◆ INSTRUCTION ◆
Write the material out again exactly.

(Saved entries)
* * * * * * * * *

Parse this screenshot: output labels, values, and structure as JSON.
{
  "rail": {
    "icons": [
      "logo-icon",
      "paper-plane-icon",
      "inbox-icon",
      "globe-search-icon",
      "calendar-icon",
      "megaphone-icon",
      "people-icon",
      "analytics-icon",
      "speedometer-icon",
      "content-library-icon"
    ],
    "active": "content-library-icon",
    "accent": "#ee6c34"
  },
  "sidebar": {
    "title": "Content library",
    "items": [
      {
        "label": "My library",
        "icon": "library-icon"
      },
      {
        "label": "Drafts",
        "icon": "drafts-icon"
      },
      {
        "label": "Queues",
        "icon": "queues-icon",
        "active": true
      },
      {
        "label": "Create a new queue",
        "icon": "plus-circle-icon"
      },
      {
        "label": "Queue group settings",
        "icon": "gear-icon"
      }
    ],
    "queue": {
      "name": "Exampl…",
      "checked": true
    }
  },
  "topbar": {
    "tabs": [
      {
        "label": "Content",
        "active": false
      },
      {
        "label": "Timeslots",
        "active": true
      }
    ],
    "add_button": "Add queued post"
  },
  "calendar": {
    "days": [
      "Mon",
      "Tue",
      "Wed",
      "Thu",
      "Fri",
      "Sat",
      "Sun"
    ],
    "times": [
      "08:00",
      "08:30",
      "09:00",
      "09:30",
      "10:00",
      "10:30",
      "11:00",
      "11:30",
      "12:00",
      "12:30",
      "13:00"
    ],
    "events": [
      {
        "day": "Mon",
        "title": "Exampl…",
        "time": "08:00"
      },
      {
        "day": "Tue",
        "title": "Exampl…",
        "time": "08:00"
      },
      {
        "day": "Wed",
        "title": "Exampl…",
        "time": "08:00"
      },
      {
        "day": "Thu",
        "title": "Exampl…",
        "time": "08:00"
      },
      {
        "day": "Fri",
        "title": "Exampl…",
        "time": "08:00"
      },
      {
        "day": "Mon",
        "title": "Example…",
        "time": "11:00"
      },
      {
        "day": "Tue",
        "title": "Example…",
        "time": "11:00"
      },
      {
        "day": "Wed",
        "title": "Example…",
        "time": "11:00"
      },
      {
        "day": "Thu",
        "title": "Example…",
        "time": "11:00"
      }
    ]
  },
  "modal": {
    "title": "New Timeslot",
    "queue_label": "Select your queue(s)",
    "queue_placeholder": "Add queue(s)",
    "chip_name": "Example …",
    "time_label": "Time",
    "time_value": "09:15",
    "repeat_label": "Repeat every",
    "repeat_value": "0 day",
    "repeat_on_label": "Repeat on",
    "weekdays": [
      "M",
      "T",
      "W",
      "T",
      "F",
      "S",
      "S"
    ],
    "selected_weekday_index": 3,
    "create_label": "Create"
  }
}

* * * * * * * * *

◆ ANSWER TO THE PROBLEM ◆
Parse this screenshot: output labels, values, and structure as JSON.
{
  "rail": {
    "icons": [
      "logo-icon",
      "paper-plane-icon",
      "inbox-icon",
      "globe-search-icon",
      "calendar-icon",
      "megaphone-icon",
      "people-icon",
      "analytics-icon",
      "speedometer-icon",
      "content-library-icon"
    ],
    "active": "content-library-icon",
    "accent": "#ee6c34"
  },
  "sidebar": {
    "title": "Content library",
    "items": [
      {
        "label": "My library",
        "icon": "library-icon"
      },
      {
        "label": "Drafts",
        "icon": "drafts-icon"
      },
      {
        "label": "Queues",
        "icon": "queues-icon",
        "active": true
      },
      {
        "label": "Create a new queue",
        "icon": "plus-circle-icon"
      },
      {
        "label": "Queue group settings",
        "icon": "gear-icon"
      }
    ],
    "queue": {
      "name": "Exampl…",
      "checked": true
    }
  },
  "topbar": {
    "tabs": [
      {
        "label": "Content",
        "active": false
      },
      {
        "label": "Timeslots",
        "active": true
      }
    ],
    "add_button": "Add queued post"
  },
  "calendar": {
    "days": [
      "Mon",
      "Tue",
      "Wed",
      "Thu",
      "Fri",
      "Sat",
      "Sun"
    ],
    "times": [
      "08:00",
      "08:30",
      "09:00",
      "09:30",
      "10:00",
      "10:30",
      "11:00",
      "11:30",
      "12:00",
      "12:30",
      "13:00"
    ],
    "events": [
      {
        "day": "Mon",
        "title": "Exampl…",
        "time": "08:00"
      },
      {
        "day": "Tue",
        "title": "Exampl…",
        "time": "08:00"
      },
      {
        "day": "Wed",
        "title": "Exampl…",
        "time": "08:00"
      },
      {
        "day": "Thu",
        "title": "Exampl…",
        "time": "08:00"
      },
      {
        "day": "Fri",
        "title": "Exampl…",
        "time": "08:00"
      },
      {
        "day": "Mon",
        "title": "Example…",
        "time": "11:00"
      },
      {
        "day": "Tue",
        "title": "Example…",
        "time": "11:00"
      },
      {
        "day": "Wed",
        "title": "Example…",
        "time": "11:00"
      },
      {
        "day": "Thu",
        "title": "Example…",
        "time": "11:00"
      }
    ]
  },
  "modal": {
    "title": "New Timeslot",
    "queue_label": "Select your queue(s)",
    "queue_placeholder": "Add queue(s)",
    "chip_name": "Example …",
    "time_label": "Time",
    "time_value": "09:15",
    "repeat_label": "Repeat every",
    "repeat_value": "0 day",
    "repeat_on_label": "Repeat on",
    "weekdays": [
      "M",
      "T",
      "W",
      "T",
      "F",
      "S",
      "S"
    ],
    "selected_weekday_index": 3,
    "create_label": "Create"
  }
}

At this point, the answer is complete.